All entries are to be transcribed exactly. Pictures are not part of the copy.

══ Given records

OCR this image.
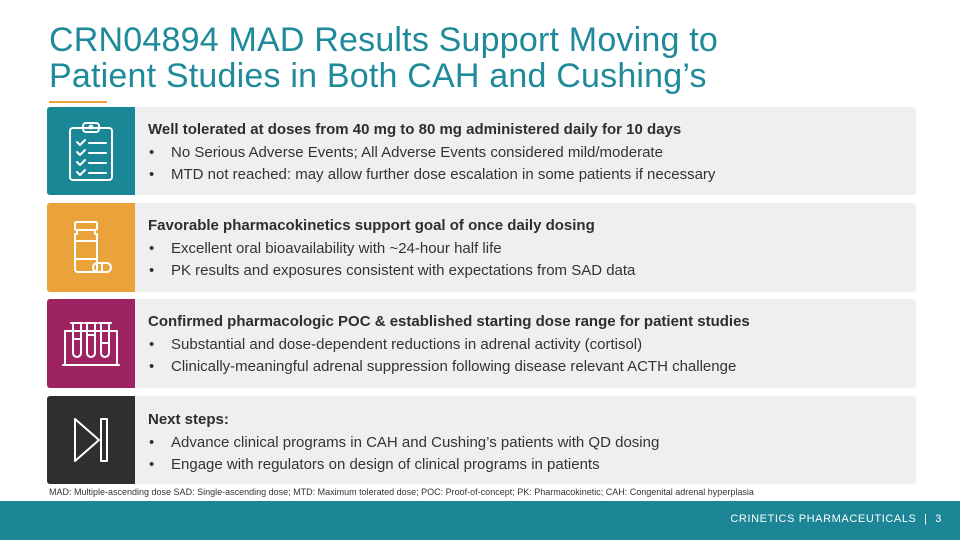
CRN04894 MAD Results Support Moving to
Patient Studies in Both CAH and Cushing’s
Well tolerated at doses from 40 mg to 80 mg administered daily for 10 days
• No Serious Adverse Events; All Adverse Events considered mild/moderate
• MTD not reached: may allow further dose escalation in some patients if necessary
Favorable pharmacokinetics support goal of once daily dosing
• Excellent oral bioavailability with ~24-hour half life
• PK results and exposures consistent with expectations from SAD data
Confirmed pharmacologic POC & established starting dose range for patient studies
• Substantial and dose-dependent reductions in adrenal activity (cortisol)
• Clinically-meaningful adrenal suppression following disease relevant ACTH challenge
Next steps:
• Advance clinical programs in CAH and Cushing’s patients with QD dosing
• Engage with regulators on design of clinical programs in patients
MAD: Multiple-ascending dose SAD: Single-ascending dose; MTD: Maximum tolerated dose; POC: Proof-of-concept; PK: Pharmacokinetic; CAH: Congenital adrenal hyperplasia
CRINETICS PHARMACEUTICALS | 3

════

■ Written solution
OCR this image.
CRN04894 MAD Results Support Moving to
Patient Studies in Both CAH and Cushing’s
Well tolerated at doses from 40 mg to 80 mg administered daily for 10 days
• No Serious Adverse Events; All Adverse Events considered mild/moderate
• MTD not reached: may allow further dose escalation in some patients if necessary
Favorable pharmacokinetics support goal of once daily dosing
• Excellent oral bioavailability with ~24-hour half life
• PK results and exposures consistent with expectations from SAD data
Confirmed pharmacologic POC & established starting dose range for patient studies
• Substantial and dose-dependent reductions in adrenal activity (cortisol)
• Clinically-meaningful adrenal suppression following disease relevant ACTH challenge
Next steps:
• Advance clinical programs in CAH and Cushing’s patients with QD dosing
• Engage with regulators on design of clinical programs in patients
MAD: Multiple-ascending dose SAD: Single-ascending dose; MTD: Maximum tolerated dose; POC: Proof-of-concept; PK: Pharmacokinetic; CAH: Congenital adrenal hyperplasia
CRINETICS PHARMACEUTICALS | 3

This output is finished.